- TASK DIRECTIONS:
Without the pictures, write out all the lines below exactly as they appear.

Extracted records
========================

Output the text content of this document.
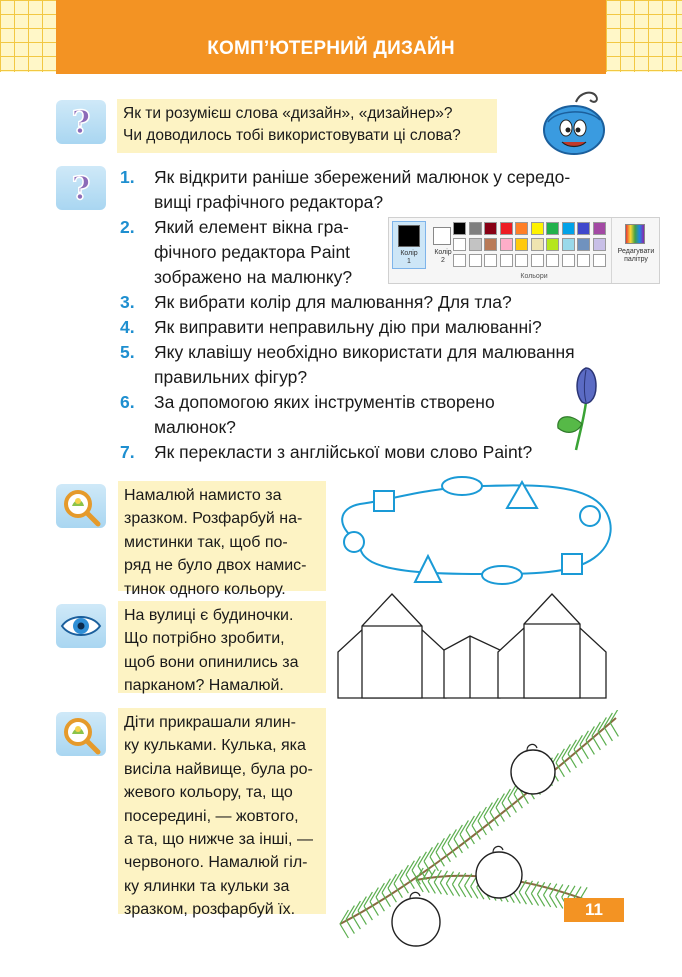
КОМП’ЮТЕРНИЙ ДИЗАЙН
? Як ти розумієш слова «дизайн», «дизайнер»?
Чи доводилось тобі використовувати ці слова?
? 1. Як відкрити раніше збережений малюнок у середо-
вищі графічного редактора?
2. Який елемент вікна гра-
фічного редактора Paint
зображено на малюнку?
3. Як вибрати колір для малювання? Для тла?
4. Як виправити неправильну дію при малюванні?
5. Яку клавішу необхідно використати для малювання
правильних фігур?
6. За допомогою яких інструментів створено
малюнок?
7. Як перекласти з англійської мови слово Paint?
Колір
1
Колір
2
Кольори
Редагувати
палітру
Намалюй намисто за
зразком. Розфарбуй на-
мистинки так, щоб по-
ряд не було двох намис-
тинок одного кольору.
На вулиці є будиночки.
Що потрібно зробити,
щоб вони опинились за
парканом? Намалюй.
Діти прикрашали ялин-
ку кульками. Кулька, яка
висіла найвище, була ро-
жевого кольору, та, що
посередині, — жовтого,
а та, що нижче за інші, —
червоного. Намалюй гіл-
ку ялинки та кульки за
зразком, розфарбуй їх.	11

========================

- WRITTEN RESPONSE:
Output the text content of this document.
КОМП’ЮТЕРНИЙ ДИЗАЙН
? Як ти розумієш слова «дизайн», «дизайнер»?
Чи доводилось тобі використовувати ці слова?
? 1. Як відкрити раніше збережений малюнок у середо-
вищі графічного редактора?
2. Який елемент вікна гра-
фічного редактора Paint
зображено на малюнку?
3. Як вибрати колір для малювання? Для тла?
4. Як виправити неправильну дію при малюванні?
5. Яку клавішу необхідно використати для малювання
правильних фігур?
6. За допомогою яких інструментів створено
малюнок?
7. Як перекласти з англійської мови слово Paint?
Колір
1
Колір
2
Кольори
Редагувати
палітру
Намалюй намисто за
зразком. Розфарбуй на-
мистинки так, щоб по-
ряд не було двох намис-
тинок одного кольору.
На вулиці є будиночки.
Що потрібно зробити,
щоб вони опинились за
парканом? Намалюй.
Діти прикрашали ялин-
ку кульками. Кулька, яка
висіла найвище, була ро-
жевого кольору, та, що
посередині, — жовтого,
а та, що нижче за інші, —
червоного. Намалюй гіл-
ку ялинки та кульки за
зразком, розфарбуй їх.	11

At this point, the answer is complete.